--- Start ---

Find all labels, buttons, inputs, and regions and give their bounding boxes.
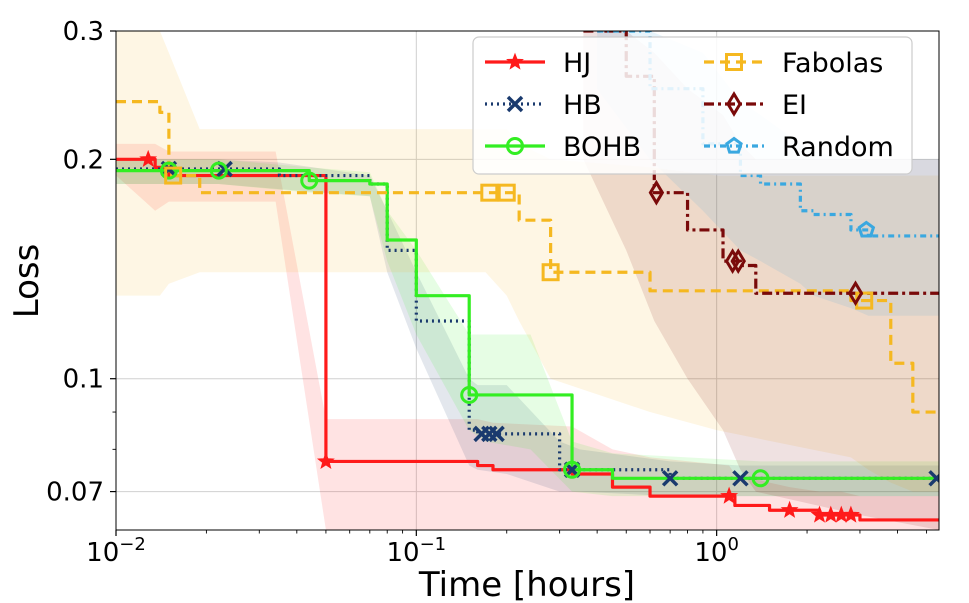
legend-marker-random bbox=[725, 136, 743, 154]
marker-fabolas bbox=[541, 263, 560, 282]
marker-fabolas bbox=[497, 183, 516, 202]
marker-hj bbox=[316, 451, 335, 470]
y-axis-title: Loss bbox=[7, 244, 47, 319]
legend-label-fabolas: Fabolas bbox=[782, 48, 883, 79]
marker-hb bbox=[928, 470, 939, 487]
marker-hb bbox=[488, 425, 505, 443]
legend-label-ei: EI bbox=[782, 90, 807, 121]
marker-ei bbox=[648, 179, 665, 206]
x-axis-title: Time [hours] bbox=[418, 565, 635, 603]
legend-marker-ei bbox=[726, 91, 742, 117]
legend-marker-hb bbox=[506, 95, 524, 113]
legend-label-hb: HB bbox=[563, 90, 602, 121]
marker-fabolas bbox=[164, 166, 183, 185]
marker-bohb bbox=[751, 469, 770, 488]
marker-ei bbox=[730, 248, 746, 275]
axes: 10−2 10−1 100 0.3 0.2 0.1 0.07 bbox=[46, 17, 940, 568]
legend-marker-bohb bbox=[506, 137, 524, 155]
band-hb bbox=[116, 159, 939, 497]
legend-marker-fabolas bbox=[725, 53, 743, 71]
band-fabolas bbox=[116, 31, 939, 492]
x-tick-label: 10−1 bbox=[387, 534, 447, 568]
legend: HJ HB BOHB Fabolas EI Random bbox=[472, 36, 913, 175]
legend-label-random: Random bbox=[782, 132, 894, 163]
marker-hj bbox=[720, 486, 739, 504]
plot-frame bbox=[115, 30, 940, 531]
legend-label-hj: HJ bbox=[563, 48, 591, 79]
legend-box bbox=[472, 36, 913, 175]
y-tick-label: 0.2 bbox=[63, 145, 104, 175]
line-ei bbox=[583, 31, 939, 295]
legend-marker-hj bbox=[506, 52, 524, 70]
x-tick-label: 100 bbox=[694, 534, 739, 568]
marker-hj bbox=[841, 505, 860, 523]
marker-ei bbox=[724, 248, 741, 275]
marker-hb bbox=[732, 470, 749, 487]
band-hj bbox=[116, 143, 939, 530]
legend-label-bohb: BOHB bbox=[563, 132, 641, 163]
marker-bohb bbox=[159, 161, 178, 180]
marker-ei bbox=[847, 280, 864, 307]
y-tick-label: 0.07 bbox=[46, 478, 104, 508]
marker-hj bbox=[780, 500, 799, 518]
marker-hj bbox=[139, 149, 158, 167]
marker-hb bbox=[661, 470, 679, 487]
marker-bohb bbox=[460, 385, 479, 404]
y-tick-label: 0.3 bbox=[63, 17, 104, 47]
marker-fabolas bbox=[480, 183, 499, 202]
series-markers bbox=[139, 149, 939, 523]
y-tick-label: 0.1 bbox=[63, 365, 104, 395]
x-tick-label: 10−2 bbox=[86, 534, 146, 568]
band-bohb bbox=[116, 159, 939, 497]
marker-bohb bbox=[209, 161, 228, 180]
marker-bohb bbox=[300, 171, 319, 190]
line-fabolas bbox=[116, 100, 939, 414]
marker-bohb bbox=[563, 460, 582, 479]
marker-random bbox=[857, 220, 876, 238]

--- End ---

• **Description of the task**
Please edit everything from the line containing "legend-marker-random bbox=[725, 136, 743, 154]" down to the line containing "marker-ei bbox=[730, 248, 746, 275]", changing "marker-fabolas" to "point-fabolas" and keeping all else the same.

• **Answer to the exercise**
legend-marker-random bbox=[725, 136, 743, 154]
point-fabolas bbox=[541, 263, 560, 282]
point-fabolas bbox=[497, 183, 516, 202]
marker-hj bbox=[316, 451, 335, 470]
y-axis-title: Loss bbox=[7, 244, 47, 319]
legend-label-fabolas: Fabolas bbox=[782, 48, 883, 79]
marker-hb bbox=[928, 470, 939, 487]
marker-hb bbox=[488, 425, 505, 443]
legend-label-ei: EI bbox=[782, 90, 807, 121]
marker-ei bbox=[648, 179, 665, 206]
x-axis-title: Time [hours] bbox=[418, 565, 635, 603]
legend-marker-ei bbox=[726, 91, 742, 117]
legend-marker-hb bbox=[506, 95, 524, 113]
legend-label-hb: HB bbox=[563, 90, 602, 121]
point-fabolas bbox=[164, 166, 183, 185]
marker-bohb bbox=[751, 469, 770, 488]
marker-ei bbox=[730, 248, 746, 275]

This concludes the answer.